What needs to be done -
Quote, verbatim, all material below, without pictures.
[Start of Input material]
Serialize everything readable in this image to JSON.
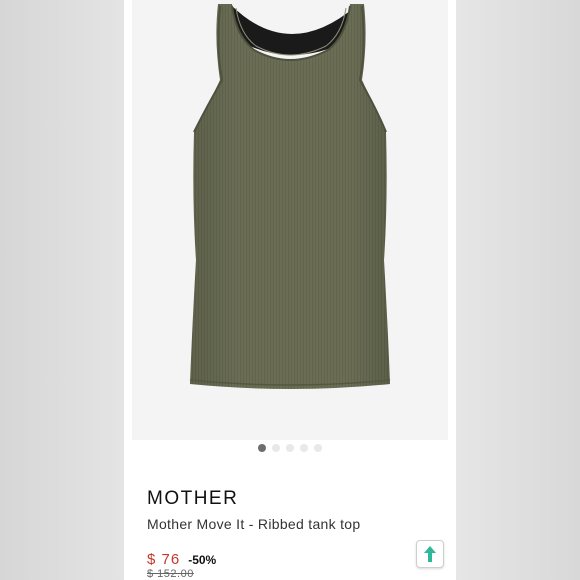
{
  "product": {
    "brand": "MOTHER",
    "name": "Mother Move It - Ribbed tank top",
    "price": "$ 76",
    "discount": "-50%",
    "original_price": "$ 152.00",
    "color_swatch": "#6b6e55"
  },
  "gallery": {
    "total_images": 5,
    "active_index": 0
  },
  "colors": {
    "price_red": "#c0392b",
    "share_green": "#2eb89a"
  },
  "icons": {
    "share": "share-arrow-icon"
  }
}
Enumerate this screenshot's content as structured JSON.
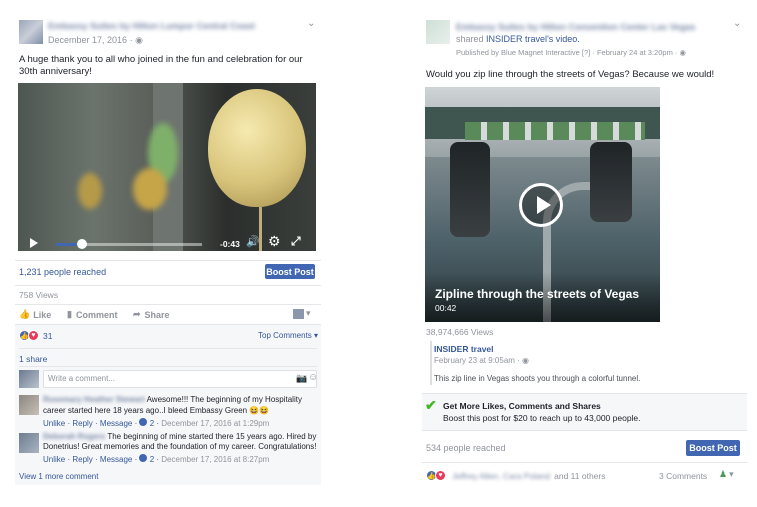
{
  "left_post": {
    "page_name": "Embassy Suites by Hilton Lumpur Central Coast",
    "date": "December 17, 2016",
    "text": "A huge thank you to all who joined in the fun and celebration for our 30th anniversary!",
    "video": {
      "time_remaining": "-0:43",
      "progress": 0.18
    },
    "people_reached": "1,231 people reached",
    "boost_label": "Boost Post",
    "views": "758 Views",
    "actions": {
      "like": "Like",
      "comment": "Comment",
      "share": "Share"
    },
    "reaction_count": "31",
    "top_comments": "Top Comments",
    "shares": "1 share",
    "comment_placeholder": "Write a comment...",
    "comments": [
      {
        "name": "Rosemary Heather Stewart",
        "text": "Awesome!!! The beginning of my Hospitality career started here 18 years ago..I bleed Embassy Green",
        "unlike": "Unlike",
        "reply": "Reply",
        "message": "Message",
        "likes": "2",
        "date": "December 17, 2016 at 1:29pm"
      },
      {
        "name": "Deborah Rogers",
        "text": "The beginning of mine started there 15 years ago. Hired by Donetrius! Great memories and the foundation of my career. Congratulations!",
        "unlike": "Unlike",
        "reply": "Reply",
        "message": "Message",
        "likes": "2",
        "date": "December 17, 2016 at 8:27pm"
      }
    ],
    "view_more": "View 1 more comment"
  },
  "right_post": {
    "page_name": "Embassy Suites by Hilton Convention Center Las Vegas",
    "shared_prefix": "shared",
    "shared_source": "INSIDER travel",
    "shared_suffix": "'s video.",
    "published_by": "Published by Blue Magnet Interactive",
    "published_q": "[?]",
    "published_date": "February 24 at 3:20pm",
    "text": "Would you zip line through the streets of Vegas? Because we would!",
    "video": {
      "title": "Zipline through the streets of Vegas",
      "duration": "00:42"
    },
    "views": "38,974,666 Views",
    "source": {
      "name": "INSIDER travel",
      "date": "February 23 at 9:05am",
      "description": "This zip line in Vegas shoots you through a colorful tunnel."
    },
    "promo": {
      "title": "Get More Likes, Comments and Shares",
      "text": "Boost this post for $20 to reach up to 43,000 people."
    },
    "people_reached": "534 people reached",
    "boost_label": "Boost Post",
    "reactions_names": "Jeffrey Allen, Cara Poland",
    "reactions_others": "and 11 others",
    "comments_count": "3 Comments"
  },
  "colors": {
    "fb_blue": "#4267b2",
    "link": "#365899",
    "muted": "#90949c",
    "green": "#42b72a"
  }
}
[End of Input material]
Written answer -
Serialize everything readable in this image to JSON.
{
  "product": {
    "brand": "MOTHER",
    "name": "Mother Move It - Ribbed tank top",
    "price": "$ 76",
    "discount": "-50%",
    "original_price": "$ 152.00",
    "color_swatch": "#6b6e55"
  },
  "gallery": {
    "total_images": 5,
    "active_index": 0
  },
  "colors": {
    "price_red": "#c0392b",
    "share_green": "#2eb89a"
  },
  "icons": {
    "share": "share-arrow-icon"
  }
}
Enumerate this screenshot's content as structured JSON.
{
  "left_post": {
    "page_name": "Embassy Suites by Hilton Lumpur Central Coast",
    "date": "December 17, 2016",
    "text": "A huge thank you to all who joined in the fun and celebration for our 30th anniversary!",
    "video": {
      "time_remaining": "-0:43",
      "progress": 0.18
    },
    "people_reached": "1,231 people reached",
    "boost_label": "Boost Post",
    "views": "758 Views",
    "actions": {
      "like": "Like",
      "comment": "Comment",
      "share": "Share"
    },
    "reaction_count": "31",
    "top_comments": "Top Comments",
    "shares": "1 share",
    "comment_placeholder": "Write a comment...",
    "comments": [
      {
        "name": "Rosemary Heather Stewart",
        "text": "Awesome!!! The beginning of my Hospitality career started here 18 years ago..I bleed Embassy Green",
        "unlike": "Unlike",
        "reply": "Reply",
        "message": "Message",
        "likes": "2",
        "date": "December 17, 2016 at 1:29pm"
      },
      {
        "name": "Deborah Rogers",
        "text": "The beginning of mine started there 15 years ago. Hired by Donetrius! Great memories and the foundation of my career. Congratulations!",
        "unlike": "Unlike",
        "reply": "Reply",
        "message": "Message",
        "likes": "2",
        "date": "December 17, 2016 at 8:27pm"
      }
    ],
    "view_more": "View 1 more comment"
  },
  "right_post": {
    "page_name": "Embassy Suites by Hilton Convention Center Las Vegas",
    "shared_prefix": "shared",
    "shared_source": "INSIDER travel",
    "shared_suffix": "'s video.",
    "published_by": "Published by Blue Magnet Interactive",
    "published_q": "[?]",
    "published_date": "February 24 at 3:20pm",
    "text": "Would you zip line through the streets of Vegas? Because we would!",
    "video": {
      "title": "Zipline through the streets of Vegas",
      "duration": "00:42"
    },
    "views": "38,974,666 Views",
    "source": {
      "name": "INSIDER travel",
      "date": "February 23 at 9:05am",
      "description": "This zip line in Vegas shoots you through a colorful tunnel."
    },
    "promo": {
      "title": "Get More Likes, Comments and Shares",
      "text": "Boost this post for $20 to reach up to 43,000 people."
    },
    "people_reached": "534 people reached",
    "boost_label": "Boost Post",
    "reactions_names": "Jeffrey Allen, Cara Poland",
    "reactions_others": "and 11 others",
    "comments_count": "3 Comments"
  },
  "colors": {
    "fb_blue": "#4267b2",
    "link": "#365899",
    "muted": "#90949c",
    "green": "#42b72a"
  }
}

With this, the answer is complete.